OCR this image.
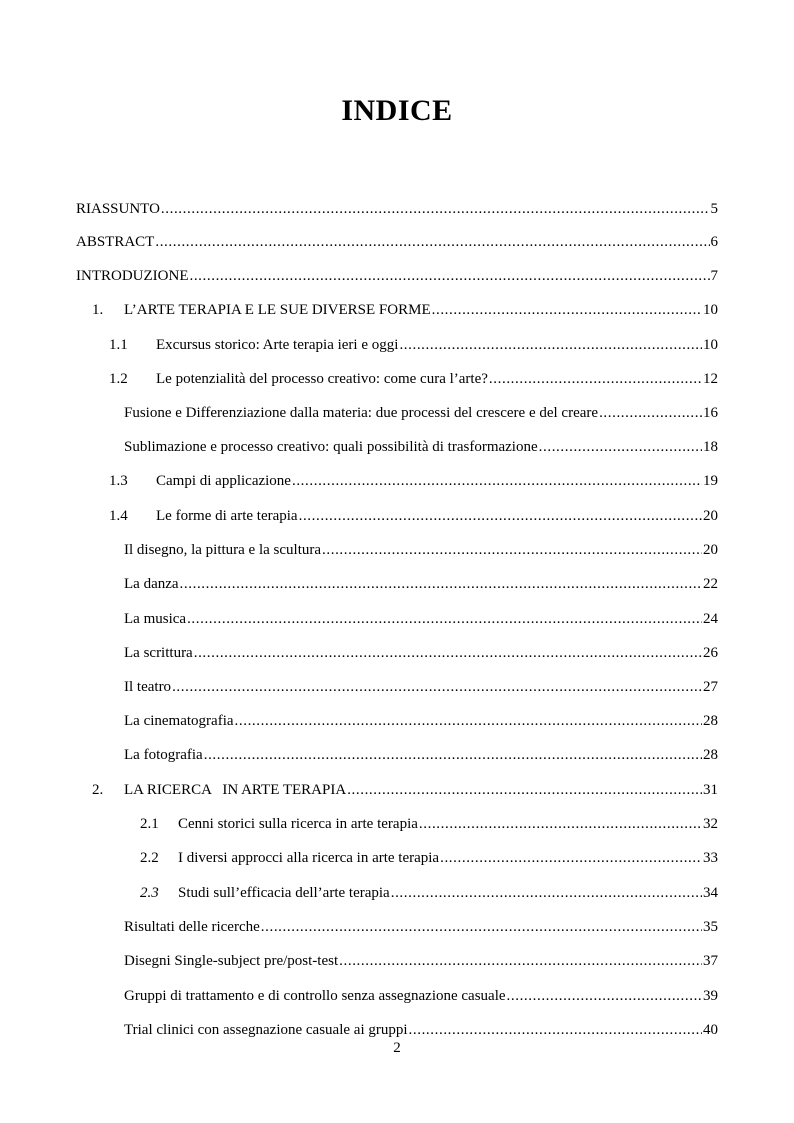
INDICE
RIASSUNTO .....	5
ABSTRACT .....	6
INTRODUZIONE .....	7
1.	L’ARTE TERAPIA E LE SUE DIVERSE FORME .....	10
1.1	Excursus storico: Arte terapia ieri e oggi .....	10
1.2	Le potenzialità del processo creativo: come cura l’arte? .....	12
Fusione e Differenziazione dalla materia: due processi del crescere e del creare .....	16
Sublimazione e processo creativo: quali possibilità di trasformazione .....	18
1.3	Campi di applicazione .....	19
1.4	Le forme di arte terapia .....	20
Il disegno, la pittura e la scultura .....	20
La danza .....	22
La musica .....	24
La scrittura .....	26
Il teatro .....	27
La cinematografia .....	28
La fotografia .....	28
2.	LA RICERCA   IN ARTE TERAPIA .....	31
2.1	Cenni storici sulla ricerca in arte terapia .....	32
2.2	I diversi approcci alla ricerca in arte terapia .....	33
2.3	Studi sull’efficacia dell’arte terapia .....	34
Risultati delle ricerche .....	35
Disegni Single-subject pre/post-test .....	37
Gruppi di trattamento e di controllo senza assegnazione casuale .....	39
Trial clinici con assegnazione casuale ai gruppi .....	40
2
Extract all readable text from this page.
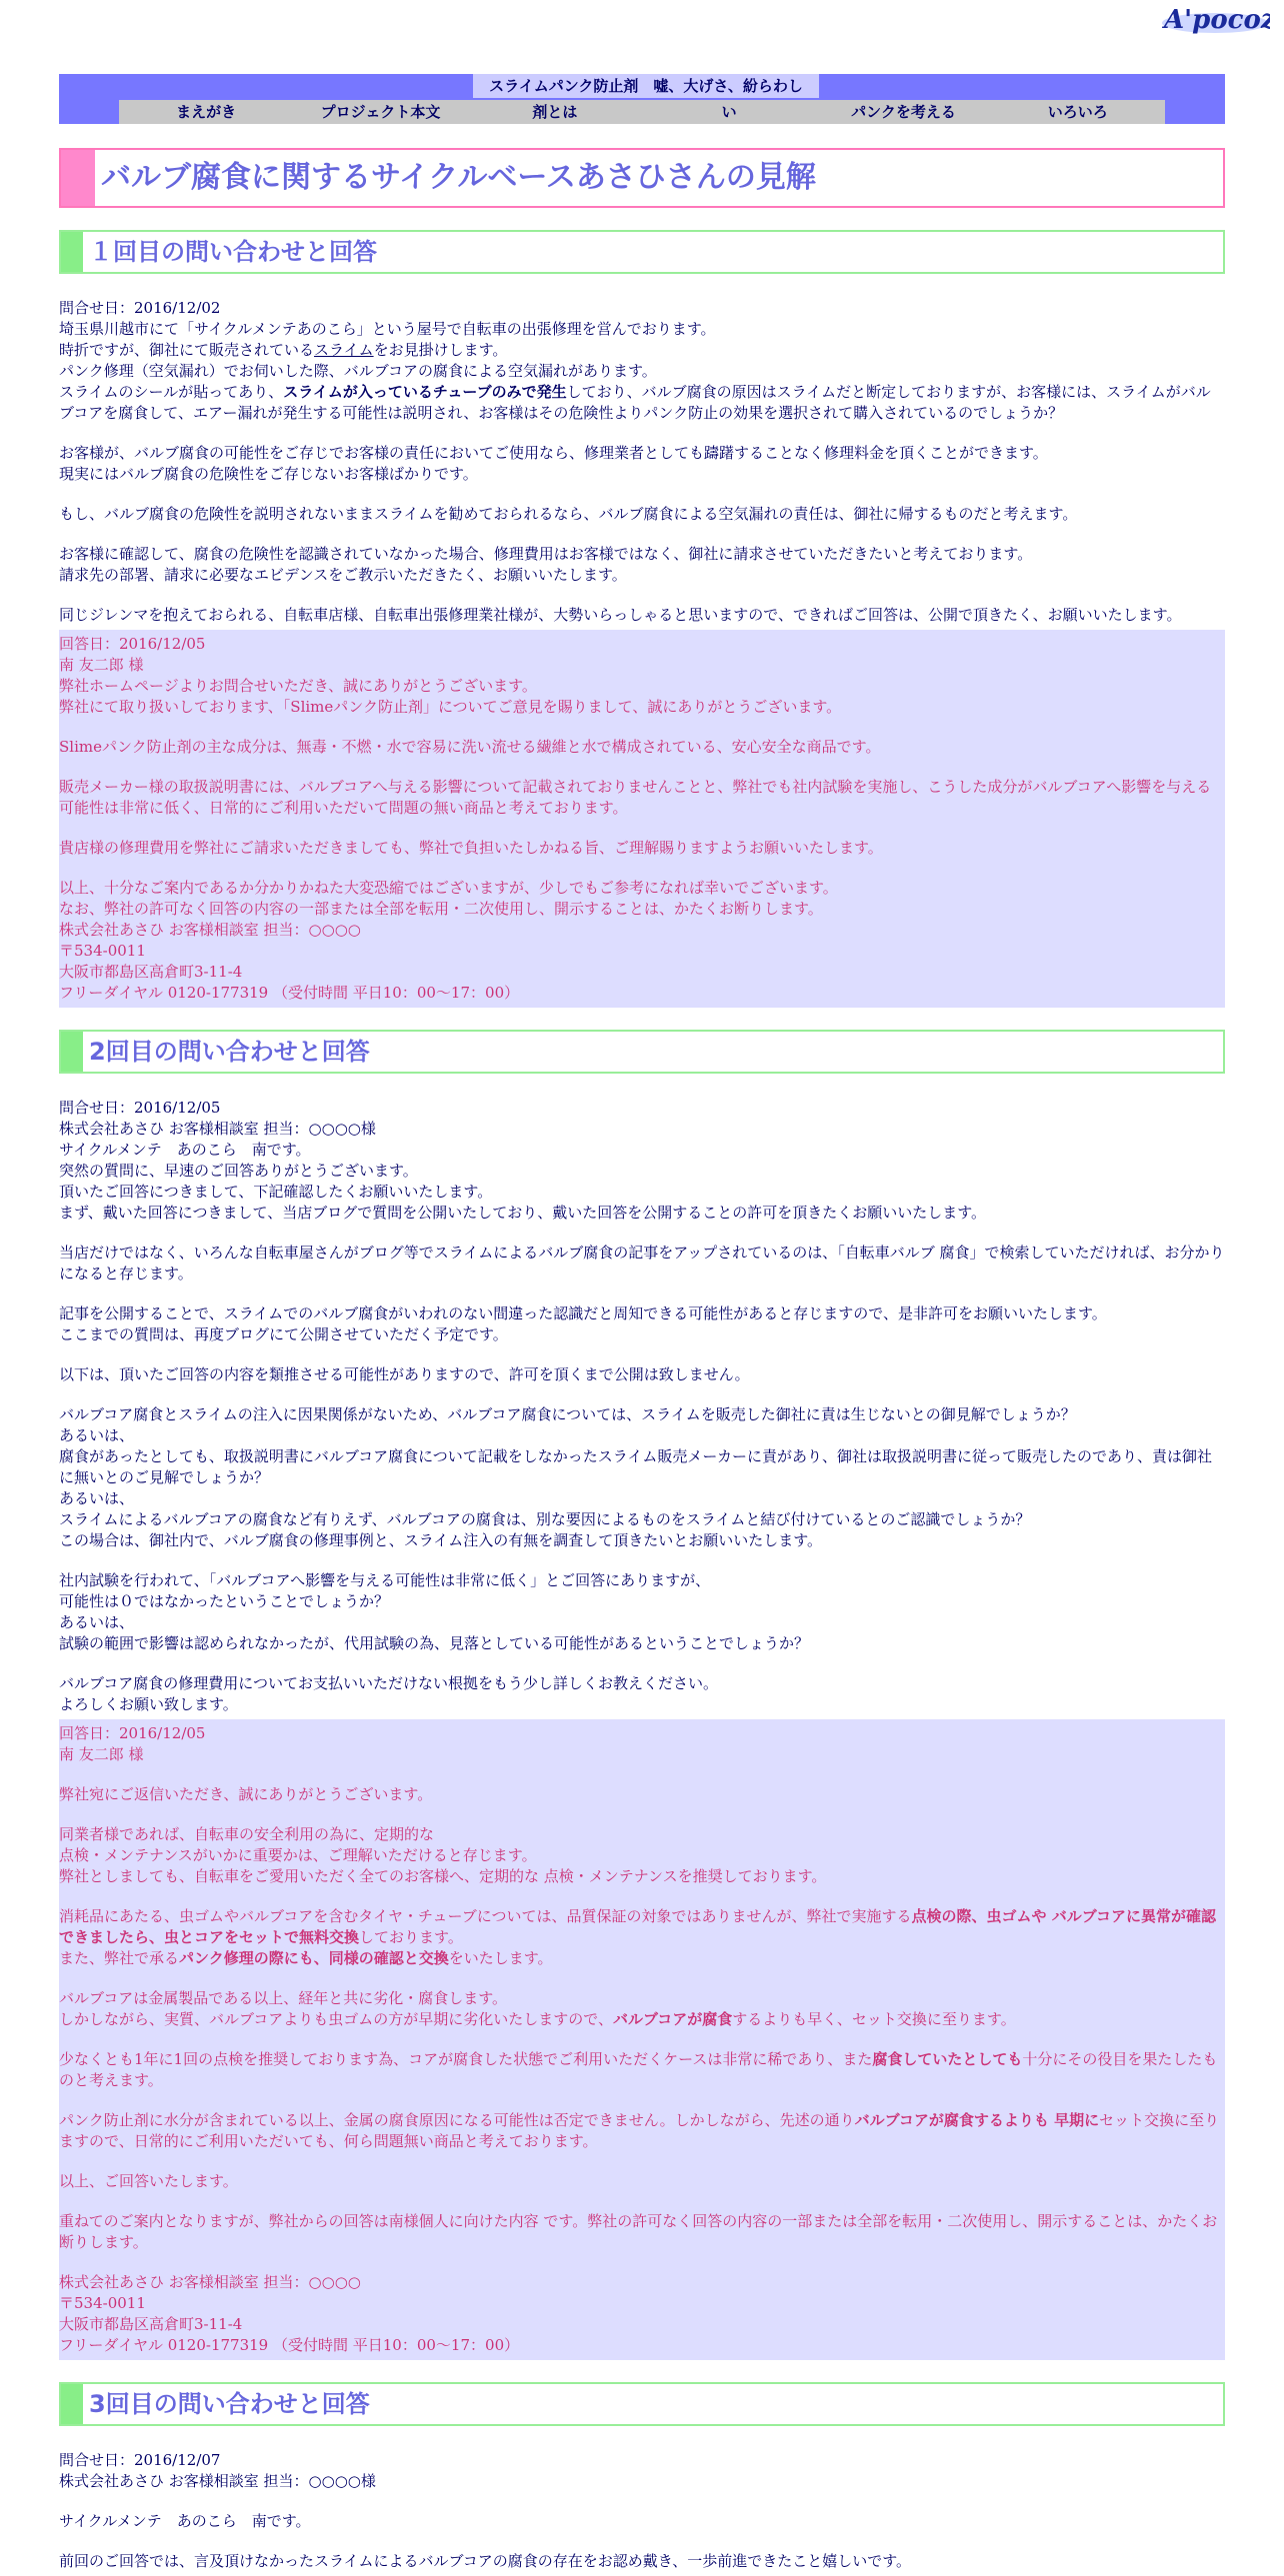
A'pocoz
スライムパンク防止剤　嘘、大げさ、紛らわし
まえがき	プロジェクト本文	剤とは	い	パンクを考える	いろいろ
バルブ腐食に関するサイクルベースあさひさんの見解
１回目の問い合わせと回答

問合せ日：2016/12/02
埼玉県川越市にて「サイクルメンテあのこら」という屋号で自転車の出張修理を営んでおります。
時折ですが、御社にて販売されているスライムをお見掛けします。
パンク修理（空気漏れ）でお伺いした際、バルブコアの腐食による空気漏れがあります。
スライムのシールが貼ってあり、スライムが入っているチューブのみで発生しており、バルブ腐食の原因はスライムだと断定しておりますが、お客様には、スライムがバルブコアを腐食して、エアー漏れが発生する可能性は説明され、お客様はその危険性よりパンク防止の効果を選択されて購入されているのでしょうか？

お客様が、バルブ腐食の可能性をご存じでお客様の責任においてご使用なら、修理業者としても躊躇することなく修理料金を頂くことができます。
現実にはバルブ腐食の危険性をご存じないお客様ばかりです。

もし、バルブ腐食の危険性を説明されないままスライムを勧めておられるなら、バルブ腐食による空気漏れの責任は、御社に帰するものだと考えます。

お客様に確認して、腐食の危険性を認識されていなかった場合、修理費用はお客様ではなく、御社に請求させていただきたいと考えております。
請求先の部署、請求に必要なエビデンスをご教示いただきたく、お願いいたします。

同じジレンマを抱えておられる、自転車店様、自転車出張修理業社様が、大勢いらっしゃると思いますので、できればご回答は、公開で頂きたく、お願いいたします。

回答日：2016/12/05
南 友二郎 様
弊社ホームページよりお問合せいただき、誠にありがとうございます。
弊社にて取り扱いしております、「Slimeパンク防止剤」についてご意見を賜りまして、誠にありがとうございます。

Slimeパンク防止剤の主な成分は、無毒・不燃・水で容易に洗い流せる繊維と水で構成されている、安心安全な商品です。

販売メーカー様の取扱説明書には、バルブコアへ与える影響について記載されておりませんことと、弊社でも社内試験を実施し、こうした成分がバルブコアへ影響を与える可能性は非常に低く、日常的にご利用いただいて問題の無い商品と考えております。

貴店様の修理費用を弊社にご請求いただきましても、弊社で負担いたしかねる旨、ご理解賜りますようお願いいたします。

以上、十分なご案内であるか分かりかねた大変恐縮ではございますが、少しでもご参考になれば幸いでございます。
なお、弊社の許可なく回答の内容の一部または全部を転用・二次使用し、開示することは、かたくお断りします。
株式会社あさひ お客様相談室 担当：○○○○
〒534-0011
大阪市都島区高倉町3-11-4
フリーダイヤル 0120-177319 （受付時間 平日10：00～17：00）

2回目の問い合わせと回答

問合せ日：2016/12/05
株式会社あさひ お客様相談室 担当：○○○○様
サイクルメンテ　あのこら　南です。
突然の質問に、早速のご回答ありがとうございます。
頂いたご回答につきまして、下記確認したくお願いいたします。
まず、戴いた回答につきまして、当店ブログで質問を公開いたしており、戴いた回答を公開することの許可を頂きたくお願いいたします。

当店だけではなく、いろんな自転車屋さんがブログ等でスライムによるバルブ腐食の記事をアップされているのは、「自転車バルブ 腐食」で検索していただければ、お分かりになると存じます。

記事を公開することで、スライムでのバルブ腐食がいわれのない間違った認識だと周知できる可能性があると存じますので、是非許可をお願いいたします。
ここまでの質問は、再度ブログにて公開させていただく予定です。

以下は、頂いたご回答の内容を類推させる可能性がありますので、許可を頂くまで公開は致しません。

バルブコア腐食とスライムの注入に因果関係がないため、バルブコア腐食については、スライムを販売した御社に責は生じないとの御見解でしょうか？
あるいは、
腐食があったとしても、取扱説明書にバルブコア腐食について記載をしなかったスライム販売メーカーに責があり、御社は取扱説明書に従って販売したのであり、責は御社に無いとのご見解でしょうか？
あるいは、
スライムによるバルブコアの腐食など有りえず、バルブコアの腐食は、別な要因によるものをスライムと結び付けているとのご認識でしょうか？
この場合は、御社内で、バルブ腐食の修理事例と、スライム注入の有無を調査して頂きたいとお願いいたします。

社内試験を行われて、「バルブコアへ影響を与える可能性は非常に低く」とご回答にありますが、
可能性は０ではなかったということでしょうか？
あるいは、
試験の範囲で影響は認められなかったが、代用試験の為、見落としている可能性があるということでしょうか？

バルブコア腐食の修理費用についてお支払いいただけない根拠をもう少し詳しくお教えください。
よろしくお願い致します。

回答日：2016/12/05
南 友二郎 様

弊社宛にご返信いただき、誠にありがとうございます。

同業者様であれば、自転車の安全利用の為に、定期的な
点検・メンテナンスがいかに重要かは、ご理解いただけると存じます。
弊社としましても、自転車をご愛用いただく全てのお客様へ、定期的な 点検・メンテナンスを推奨しております。

消耗品にあたる、虫ゴムやバルブコアを含むタイヤ・チューブについては、品質保証の対象ではありませんが、弊社で実施する点検の際、虫ゴムや バルブコアに異常が確認できましたら、虫とコアをセットで無料交換しております。
また、弊社で承るパンク修理の際にも、同様の確認と交換をいたします。

バルブコアは金属製品である以上、経年と共に劣化・腐食します。
しかしながら、実質、バルブコアよりも虫ゴムの方が早期に劣化いたしますので、バルブコアが腐食するよりも早く、セット交換に至ります。

少なくとも1年に1回の点検を推奨しております為、コアが腐食した状態でご利用いただくケースは非常に稀であり、また腐食していたとしても十分にその役目を果たしたものと考えます。

パンク防止剤に水分が含まれている以上、金属の腐食原因になる可能性は否定できません。しかしながら、先述の通りバルブコアが腐食するよりも 早期にセット交換に至りますので、日常的にご利用いただいても、何ら問題無い商品と考えております。

以上、ご回答いたします。

重ねてのご案内となりますが、弊社からの回答は南様個人に向けた内容 です。弊社の許可なく回答の内容の一部または全部を転用・二次使用し、開示することは、かたくお断りします。

株式会社あさひ お客様相談室 担当：○○○○
〒534-0011
大阪市都島区高倉町3-11-4
フリーダイヤル 0120-177319 （受付時間 平日10：00～17：00）

3回目の問い合わせと回答

問合せ日：2016/12/07
株式会社あさひ お客様相談室 担当：○○○○様

サイクルメンテ　あのこら　南です。

前回のご回答では、言及頂けなかったスライムによるバルブコアの腐食の存在をお認め戴き、一歩前進できたこと嬉しいです。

(Exercise brief):
Among the lines of the listing, how many hold the string "assegnazione"? Respond with only the number.

(Completed exercise):
2